▸ SHORT PROBLEM: Gather the lines below that include the string "priced", copying each in full.

▸ DATA TO USE:

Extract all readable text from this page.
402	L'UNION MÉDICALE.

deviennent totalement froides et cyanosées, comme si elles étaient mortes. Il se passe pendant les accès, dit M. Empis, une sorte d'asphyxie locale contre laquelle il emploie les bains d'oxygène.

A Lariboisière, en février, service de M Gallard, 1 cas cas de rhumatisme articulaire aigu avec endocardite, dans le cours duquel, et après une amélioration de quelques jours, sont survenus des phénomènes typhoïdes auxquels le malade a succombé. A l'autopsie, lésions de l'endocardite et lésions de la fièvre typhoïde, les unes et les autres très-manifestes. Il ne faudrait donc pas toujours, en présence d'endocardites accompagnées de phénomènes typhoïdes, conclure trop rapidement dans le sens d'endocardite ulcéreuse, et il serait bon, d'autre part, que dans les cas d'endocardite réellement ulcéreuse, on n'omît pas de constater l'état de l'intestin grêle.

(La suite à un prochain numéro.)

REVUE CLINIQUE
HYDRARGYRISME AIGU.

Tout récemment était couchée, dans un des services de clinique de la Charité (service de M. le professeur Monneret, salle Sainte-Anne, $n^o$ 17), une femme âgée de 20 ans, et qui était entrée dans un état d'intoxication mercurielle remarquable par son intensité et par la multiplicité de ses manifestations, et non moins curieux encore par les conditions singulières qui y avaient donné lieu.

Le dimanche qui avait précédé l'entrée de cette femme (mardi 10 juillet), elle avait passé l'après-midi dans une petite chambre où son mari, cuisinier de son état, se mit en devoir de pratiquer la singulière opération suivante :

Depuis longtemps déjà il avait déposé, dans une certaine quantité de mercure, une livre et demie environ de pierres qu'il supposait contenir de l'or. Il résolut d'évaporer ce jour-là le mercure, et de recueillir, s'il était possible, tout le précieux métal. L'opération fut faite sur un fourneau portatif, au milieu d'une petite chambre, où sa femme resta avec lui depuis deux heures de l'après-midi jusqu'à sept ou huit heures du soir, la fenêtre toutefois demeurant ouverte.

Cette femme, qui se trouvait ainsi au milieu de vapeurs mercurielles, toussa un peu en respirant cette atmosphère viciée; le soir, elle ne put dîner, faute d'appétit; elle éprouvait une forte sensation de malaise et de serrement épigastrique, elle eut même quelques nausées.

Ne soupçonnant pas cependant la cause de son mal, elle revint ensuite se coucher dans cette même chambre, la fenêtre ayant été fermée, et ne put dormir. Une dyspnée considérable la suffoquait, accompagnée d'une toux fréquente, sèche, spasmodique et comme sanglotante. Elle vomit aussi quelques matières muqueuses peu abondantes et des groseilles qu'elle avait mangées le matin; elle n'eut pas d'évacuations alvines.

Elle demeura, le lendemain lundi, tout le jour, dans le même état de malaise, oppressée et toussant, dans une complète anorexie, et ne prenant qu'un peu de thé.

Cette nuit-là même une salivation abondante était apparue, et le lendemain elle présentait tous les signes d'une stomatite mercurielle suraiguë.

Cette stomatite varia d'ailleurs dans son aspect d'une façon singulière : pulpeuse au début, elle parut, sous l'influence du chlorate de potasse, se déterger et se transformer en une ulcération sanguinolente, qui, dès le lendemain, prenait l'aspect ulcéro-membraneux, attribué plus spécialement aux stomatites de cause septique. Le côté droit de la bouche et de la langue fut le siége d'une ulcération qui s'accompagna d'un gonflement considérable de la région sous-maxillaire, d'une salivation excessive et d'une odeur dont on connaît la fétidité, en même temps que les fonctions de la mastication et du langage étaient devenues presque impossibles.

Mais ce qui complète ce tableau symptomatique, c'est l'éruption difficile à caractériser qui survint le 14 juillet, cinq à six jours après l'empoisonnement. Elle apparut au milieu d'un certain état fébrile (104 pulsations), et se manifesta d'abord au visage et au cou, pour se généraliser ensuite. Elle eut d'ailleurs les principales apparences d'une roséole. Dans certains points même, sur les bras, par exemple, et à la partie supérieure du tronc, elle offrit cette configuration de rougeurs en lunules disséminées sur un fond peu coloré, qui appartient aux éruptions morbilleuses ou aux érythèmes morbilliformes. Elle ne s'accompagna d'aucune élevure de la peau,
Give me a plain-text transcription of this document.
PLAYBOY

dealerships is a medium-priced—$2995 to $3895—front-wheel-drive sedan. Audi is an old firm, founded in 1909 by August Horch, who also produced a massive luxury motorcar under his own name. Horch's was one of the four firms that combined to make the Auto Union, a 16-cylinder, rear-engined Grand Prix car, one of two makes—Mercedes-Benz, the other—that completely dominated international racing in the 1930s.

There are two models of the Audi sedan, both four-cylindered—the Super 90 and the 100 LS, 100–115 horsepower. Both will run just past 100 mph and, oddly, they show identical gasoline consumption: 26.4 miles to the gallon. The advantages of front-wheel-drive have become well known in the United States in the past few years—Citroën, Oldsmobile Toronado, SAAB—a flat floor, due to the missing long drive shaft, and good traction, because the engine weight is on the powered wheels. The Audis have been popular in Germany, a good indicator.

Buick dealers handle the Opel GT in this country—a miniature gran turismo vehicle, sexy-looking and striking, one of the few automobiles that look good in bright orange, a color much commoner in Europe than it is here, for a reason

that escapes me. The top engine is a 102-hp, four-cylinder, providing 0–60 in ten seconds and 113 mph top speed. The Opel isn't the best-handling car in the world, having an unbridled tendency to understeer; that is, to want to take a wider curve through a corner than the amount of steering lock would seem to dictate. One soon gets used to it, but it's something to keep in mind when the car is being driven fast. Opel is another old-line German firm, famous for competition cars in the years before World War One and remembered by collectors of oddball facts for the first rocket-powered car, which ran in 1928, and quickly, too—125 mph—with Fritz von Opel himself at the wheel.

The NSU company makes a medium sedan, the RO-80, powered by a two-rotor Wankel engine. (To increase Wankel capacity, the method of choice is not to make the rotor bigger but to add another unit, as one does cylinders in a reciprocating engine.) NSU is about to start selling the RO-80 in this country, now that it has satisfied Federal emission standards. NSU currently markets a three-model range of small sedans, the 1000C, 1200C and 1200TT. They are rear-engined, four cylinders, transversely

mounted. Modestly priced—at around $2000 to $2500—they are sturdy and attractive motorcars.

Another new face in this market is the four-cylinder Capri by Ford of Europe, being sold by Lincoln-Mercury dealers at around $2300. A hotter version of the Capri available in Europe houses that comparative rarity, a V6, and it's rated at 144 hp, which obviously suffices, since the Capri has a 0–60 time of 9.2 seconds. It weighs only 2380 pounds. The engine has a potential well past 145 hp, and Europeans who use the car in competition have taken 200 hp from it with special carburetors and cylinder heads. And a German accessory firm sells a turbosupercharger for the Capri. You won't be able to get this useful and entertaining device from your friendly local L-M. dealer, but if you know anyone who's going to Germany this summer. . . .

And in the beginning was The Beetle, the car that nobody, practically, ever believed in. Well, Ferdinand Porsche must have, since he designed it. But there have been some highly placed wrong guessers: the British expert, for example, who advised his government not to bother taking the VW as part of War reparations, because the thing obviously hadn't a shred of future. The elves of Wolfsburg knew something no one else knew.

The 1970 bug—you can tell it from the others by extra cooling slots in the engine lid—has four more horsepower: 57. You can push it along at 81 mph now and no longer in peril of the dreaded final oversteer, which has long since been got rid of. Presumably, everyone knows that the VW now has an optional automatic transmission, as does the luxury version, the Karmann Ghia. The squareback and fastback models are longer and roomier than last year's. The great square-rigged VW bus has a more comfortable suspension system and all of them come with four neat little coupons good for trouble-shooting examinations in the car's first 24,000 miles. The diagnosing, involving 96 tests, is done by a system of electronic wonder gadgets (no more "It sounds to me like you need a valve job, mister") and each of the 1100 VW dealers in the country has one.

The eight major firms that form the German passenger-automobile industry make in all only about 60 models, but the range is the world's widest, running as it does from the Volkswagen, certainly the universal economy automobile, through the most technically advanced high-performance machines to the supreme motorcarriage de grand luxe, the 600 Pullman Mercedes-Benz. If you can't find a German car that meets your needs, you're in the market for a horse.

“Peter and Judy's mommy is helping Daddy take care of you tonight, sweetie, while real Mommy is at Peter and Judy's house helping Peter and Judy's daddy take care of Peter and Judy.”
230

▸ WORKED SOLUTION:
dealerships is a medium-priced—$2995 to $3895—front-wheel-drive sedan. Audi is an old firm, founded in 1909 by August Horch, who also produced a massive luxury motorcar under his own name. Horch's was one of the four firms that combined to make the Auto Union, a 16-cylinder, rear-engined Grand Prix car, one of two makes—Mercedes-Benz, the other—that completely dominated international racing in the 1930s.
mounted. Modestly priced—at around $2000 to $2500—they are sturdy and attractive motorcars.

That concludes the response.